## What to do
Retype the records below exactly as they appear, but leave out any pictures.

Dataset listings of figures:
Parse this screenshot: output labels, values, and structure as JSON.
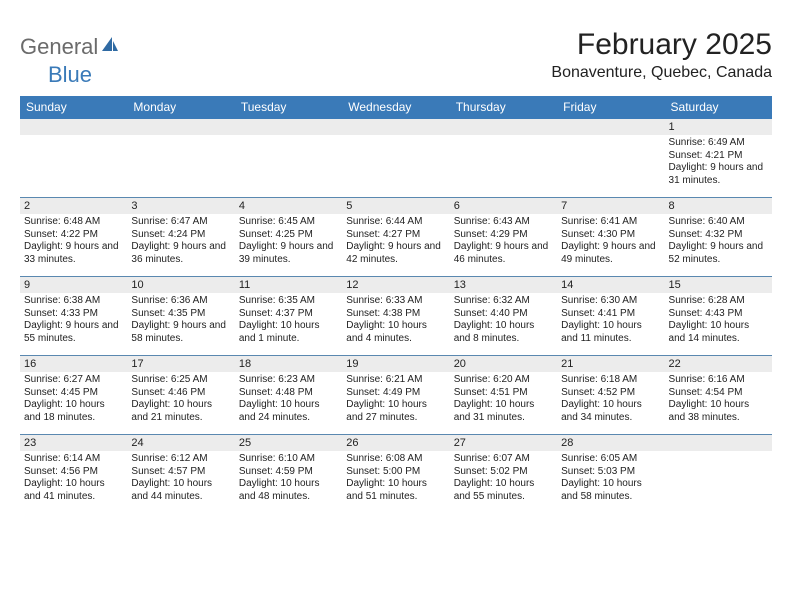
{
  "logo": {
    "part1": "General",
    "part2": "Blue"
  },
  "title": "February 2025",
  "location": "Bonaventure, Quebec, Canada",
  "weekdays": [
    "Sunday",
    "Monday",
    "Tuesday",
    "Wednesday",
    "Thursday",
    "Friday",
    "Saturday"
  ],
  "colors": {
    "header_bar": "#3a7ab8",
    "daynum_bg": "#ececec",
    "rule": "#5a88b0",
    "logo_gray": "#6b6b6b",
    "logo_blue": "#3a7ab8"
  },
  "weeks": [
    [
      {
        "n": "",
        "sunrise": "",
        "sunset": "",
        "daylight": ""
      },
      {
        "n": "",
        "sunrise": "",
        "sunset": "",
        "daylight": ""
      },
      {
        "n": "",
        "sunrise": "",
        "sunset": "",
        "daylight": ""
      },
      {
        "n": "",
        "sunrise": "",
        "sunset": "",
        "daylight": ""
      },
      {
        "n": "",
        "sunrise": "",
        "sunset": "",
        "daylight": ""
      },
      {
        "n": "",
        "sunrise": "",
        "sunset": "",
        "daylight": ""
      },
      {
        "n": "1",
        "sunrise": "Sunrise: 6:49 AM",
        "sunset": "Sunset: 4:21 PM",
        "daylight": "Daylight: 9 hours and 31 minutes."
      }
    ],
    [
      {
        "n": "2",
        "sunrise": "Sunrise: 6:48 AM",
        "sunset": "Sunset: 4:22 PM",
        "daylight": "Daylight: 9 hours and 33 minutes."
      },
      {
        "n": "3",
        "sunrise": "Sunrise: 6:47 AM",
        "sunset": "Sunset: 4:24 PM",
        "daylight": "Daylight: 9 hours and 36 minutes."
      },
      {
        "n": "4",
        "sunrise": "Sunrise: 6:45 AM",
        "sunset": "Sunset: 4:25 PM",
        "daylight": "Daylight: 9 hours and 39 minutes."
      },
      {
        "n": "5",
        "sunrise": "Sunrise: 6:44 AM",
        "sunset": "Sunset: 4:27 PM",
        "daylight": "Daylight: 9 hours and 42 minutes."
      },
      {
        "n": "6",
        "sunrise": "Sunrise: 6:43 AM",
        "sunset": "Sunset: 4:29 PM",
        "daylight": "Daylight: 9 hours and 46 minutes."
      },
      {
        "n": "7",
        "sunrise": "Sunrise: 6:41 AM",
        "sunset": "Sunset: 4:30 PM",
        "daylight": "Daylight: 9 hours and 49 minutes."
      },
      {
        "n": "8",
        "sunrise": "Sunrise: 6:40 AM",
        "sunset": "Sunset: 4:32 PM",
        "daylight": "Daylight: 9 hours and 52 minutes."
      }
    ],
    [
      {
        "n": "9",
        "sunrise": "Sunrise: 6:38 AM",
        "sunset": "Sunset: 4:33 PM",
        "daylight": "Daylight: 9 hours and 55 minutes."
      },
      {
        "n": "10",
        "sunrise": "Sunrise: 6:36 AM",
        "sunset": "Sunset: 4:35 PM",
        "daylight": "Daylight: 9 hours and 58 minutes."
      },
      {
        "n": "11",
        "sunrise": "Sunrise: 6:35 AM",
        "sunset": "Sunset: 4:37 PM",
        "daylight": "Daylight: 10 hours and 1 minute."
      },
      {
        "n": "12",
        "sunrise": "Sunrise: 6:33 AM",
        "sunset": "Sunset: 4:38 PM",
        "daylight": "Daylight: 10 hours and 4 minutes."
      },
      {
        "n": "13",
        "sunrise": "Sunrise: 6:32 AM",
        "sunset": "Sunset: 4:40 PM",
        "daylight": "Daylight: 10 hours and 8 minutes."
      },
      {
        "n": "14",
        "sunrise": "Sunrise: 6:30 AM",
        "sunset": "Sunset: 4:41 PM",
        "daylight": "Daylight: 10 hours and 11 minutes."
      },
      {
        "n": "15",
        "sunrise": "Sunrise: 6:28 AM",
        "sunset": "Sunset: 4:43 PM",
        "daylight": "Daylight: 10 hours and 14 minutes."
      }
    ],
    [
      {
        "n": "16",
        "sunrise": "Sunrise: 6:27 AM",
        "sunset": "Sunset: 4:45 PM",
        "daylight": "Daylight: 10 hours and 18 minutes."
      },
      {
        "n": "17",
        "sunrise": "Sunrise: 6:25 AM",
        "sunset": "Sunset: 4:46 PM",
        "daylight": "Daylight: 10 hours and 21 minutes."
      },
      {
        "n": "18",
        "sunrise": "Sunrise: 6:23 AM",
        "sunset": "Sunset: 4:48 PM",
        "daylight": "Daylight: 10 hours and 24 minutes."
      },
      {
        "n": "19",
        "sunrise": "Sunrise: 6:21 AM",
        "sunset": "Sunset: 4:49 PM",
        "daylight": "Daylight: 10 hours and 27 minutes."
      },
      {
        "n": "20",
        "sunrise": "Sunrise: 6:20 AM",
        "sunset": "Sunset: 4:51 PM",
        "daylight": "Daylight: 10 hours and 31 minutes."
      },
      {
        "n": "21",
        "sunrise": "Sunrise: 6:18 AM",
        "sunset": "Sunset: 4:52 PM",
        "daylight": "Daylight: 10 hours and 34 minutes."
      },
      {
        "n": "22",
        "sunrise": "Sunrise: 6:16 AM",
        "sunset": "Sunset: 4:54 PM",
        "daylight": "Daylight: 10 hours and 38 minutes."
      }
    ],
    [
      {
        "n": "23",
        "sunrise": "Sunrise: 6:14 AM",
        "sunset": "Sunset: 4:56 PM",
        "daylight": "Daylight: 10 hours and 41 minutes."
      },
      {
        "n": "24",
        "sunrise": "Sunrise: 6:12 AM",
        "sunset": "Sunset: 4:57 PM",
        "daylight": "Daylight: 10 hours and 44 minutes."
      },
      {
        "n": "25",
        "sunrise": "Sunrise: 6:10 AM",
        "sunset": "Sunset: 4:59 PM",
        "daylight": "Daylight: 10 hours and 48 minutes."
      },
      {
        "n": "26",
        "sunrise": "Sunrise: 6:08 AM",
        "sunset": "Sunset: 5:00 PM",
        "daylight": "Daylight: 10 hours and 51 minutes."
      },
      {
        "n": "27",
        "sunrise": "Sunrise: 6:07 AM",
        "sunset": "Sunset: 5:02 PM",
        "daylight": "Daylight: 10 hours and 55 minutes."
      },
      {
        "n": "28",
        "sunrise": "Sunrise: 6:05 AM",
        "sunset": "Sunset: 5:03 PM",
        "daylight": "Daylight: 10 hours and 58 minutes."
      },
      {
        "n": "",
        "sunrise": "",
        "sunset": "",
        "daylight": ""
      }
    ]
  ]
}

## Finished task
Parse this screenshot: output labels, values, and structure as JSON.
{
  "logo": {
    "part1": "General",
    "part2": "Blue"
  },
  "title": "February 2025",
  "location": "Bonaventure, Quebec, Canada",
  "weekdays": [
    "Sunday",
    "Monday",
    "Tuesday",
    "Wednesday",
    "Thursday",
    "Friday",
    "Saturday"
  ],
  "colors": {
    "header_bar": "#3a7ab8",
    "daynum_bg": "#ececec",
    "rule": "#5a88b0",
    "logo_gray": "#6b6b6b",
    "logo_blue": "#3a7ab8"
  },
  "weeks": [
    [
      {
        "n": "",
        "sunrise": "",
        "sunset": "",
        "daylight": ""
      },
      {
        "n": "",
        "sunrise": "",
        "sunset": "",
        "daylight": ""
      },
      {
        "n": "",
        "sunrise": "",
        "sunset": "",
        "daylight": ""
      },
      {
        "n": "",
        "sunrise": "",
        "sunset": "",
        "daylight": ""
      },
      {
        "n": "",
        "sunrise": "",
        "sunset": "",
        "daylight": ""
      },
      {
        "n": "",
        "sunrise": "",
        "sunset": "",
        "daylight": ""
      },
      {
        "n": "1",
        "sunrise": "Sunrise: 6:49 AM",
        "sunset": "Sunset: 4:21 PM",
        "daylight": "Daylight: 9 hours and 31 minutes."
      }
    ],
    [
      {
        "n": "2",
        "sunrise": "Sunrise: 6:48 AM",
        "sunset": "Sunset: 4:22 PM",
        "daylight": "Daylight: 9 hours and 33 minutes."
      },
      {
        "n": "3",
        "sunrise": "Sunrise: 6:47 AM",
        "sunset": "Sunset: 4:24 PM",
        "daylight": "Daylight: 9 hours and 36 minutes."
      },
      {
        "n": "4",
        "sunrise": "Sunrise: 6:45 AM",
        "sunset": "Sunset: 4:25 PM",
        "daylight": "Daylight: 9 hours and 39 minutes."
      },
      {
        "n": "5",
        "sunrise": "Sunrise: 6:44 AM",
        "sunset": "Sunset: 4:27 PM",
        "daylight": "Daylight: 9 hours and 42 minutes."
      },
      {
        "n": "6",
        "sunrise": "Sunrise: 6:43 AM",
        "sunset": "Sunset: 4:29 PM",
        "daylight": "Daylight: 9 hours and 46 minutes."
      },
      {
        "n": "7",
        "sunrise": "Sunrise: 6:41 AM",
        "sunset": "Sunset: 4:30 PM",
        "daylight": "Daylight: 9 hours and 49 minutes."
      },
      {
        "n": "8",
        "sunrise": "Sunrise: 6:40 AM",
        "sunset": "Sunset: 4:32 PM",
        "daylight": "Daylight: 9 hours and 52 minutes."
      }
    ],
    [
      {
        "n": "9",
        "sunrise": "Sunrise: 6:38 AM",
        "sunset": "Sunset: 4:33 PM",
        "daylight": "Daylight: 9 hours and 55 minutes."
      },
      {
        "n": "10",
        "sunrise": "Sunrise: 6:36 AM",
        "sunset": "Sunset: 4:35 PM",
        "daylight": "Daylight: 9 hours and 58 minutes."
      },
      {
        "n": "11",
        "sunrise": "Sunrise: 6:35 AM",
        "sunset": "Sunset: 4:37 PM",
        "daylight": "Daylight: 10 hours and 1 minute."
      },
      {
        "n": "12",
        "sunrise": "Sunrise: 6:33 AM",
        "sunset": "Sunset: 4:38 PM",
        "daylight": "Daylight: 10 hours and 4 minutes."
      },
      {
        "n": "13",
        "sunrise": "Sunrise: 6:32 AM",
        "sunset": "Sunset: 4:40 PM",
        "daylight": "Daylight: 10 hours and 8 minutes."
      },
      {
        "n": "14",
        "sunrise": "Sunrise: 6:30 AM",
        "sunset": "Sunset: 4:41 PM",
        "daylight": "Daylight: 10 hours and 11 minutes."
      },
      {
        "n": "15",
        "sunrise": "Sunrise: 6:28 AM",
        "sunset": "Sunset: 4:43 PM",
        "daylight": "Daylight: 10 hours and 14 minutes."
      }
    ],
    [
      {
        "n": "16",
        "sunrise": "Sunrise: 6:27 AM",
        "sunset": "Sunset: 4:45 PM",
        "daylight": "Daylight: 10 hours and 18 minutes."
      },
      {
        "n": "17",
        "sunrise": "Sunrise: 6:25 AM",
        "sunset": "Sunset: 4:46 PM",
        "daylight": "Daylight: 10 hours and 21 minutes."
      },
      {
        "n": "18",
        "sunrise": "Sunrise: 6:23 AM",
        "sunset": "Sunset: 4:48 PM",
        "daylight": "Daylight: 10 hours and 24 minutes."
      },
      {
        "n": "19",
        "sunrise": "Sunrise: 6:21 AM",
        "sunset": "Sunset: 4:49 PM",
        "daylight": "Daylight: 10 hours and 27 minutes."
      },
      {
        "n": "20",
        "sunrise": "Sunrise: 6:20 AM",
        "sunset": "Sunset: 4:51 PM",
        "daylight": "Daylight: 10 hours and 31 minutes."
      },
      {
        "n": "21",
        "sunrise": "Sunrise: 6:18 AM",
        "sunset": "Sunset: 4:52 PM",
        "daylight": "Daylight: 10 hours and 34 minutes."
      },
      {
        "n": "22",
        "sunrise": "Sunrise: 6:16 AM",
        "sunset": "Sunset: 4:54 PM",
        "daylight": "Daylight: 10 hours and 38 minutes."
      }
    ],
    [
      {
        "n": "23",
        "sunrise": "Sunrise: 6:14 AM",
        "sunset": "Sunset: 4:56 PM",
        "daylight": "Daylight: 10 hours and 41 minutes."
      },
      {
        "n": "24",
        "sunrise": "Sunrise: 6:12 AM",
        "sunset": "Sunset: 4:57 PM",
        "daylight": "Daylight: 10 hours and 44 minutes."
      },
      {
        "n": "25",
        "sunrise": "Sunrise: 6:10 AM",
        "sunset": "Sunset: 4:59 PM",
        "daylight": "Daylight: 10 hours and 48 minutes."
      },
      {
        "n": "26",
        "sunrise": "Sunrise: 6:08 AM",
        "sunset": "Sunset: 5:00 PM",
        "daylight": "Daylight: 10 hours and 51 minutes."
      },
      {
        "n": "27",
        "sunrise": "Sunrise: 6:07 AM",
        "sunset": "Sunset: 5:02 PM",
        "daylight": "Daylight: 10 hours and 55 minutes."
      },
      {
        "n": "28",
        "sunrise": "Sunrise: 6:05 AM",
        "sunset": "Sunset: 5:03 PM",
        "daylight": "Daylight: 10 hours and 58 minutes."
      },
      {
        "n": "",
        "sunrise": "",
        "sunset": "",
        "daylight": ""
      }
    ]
  ]
}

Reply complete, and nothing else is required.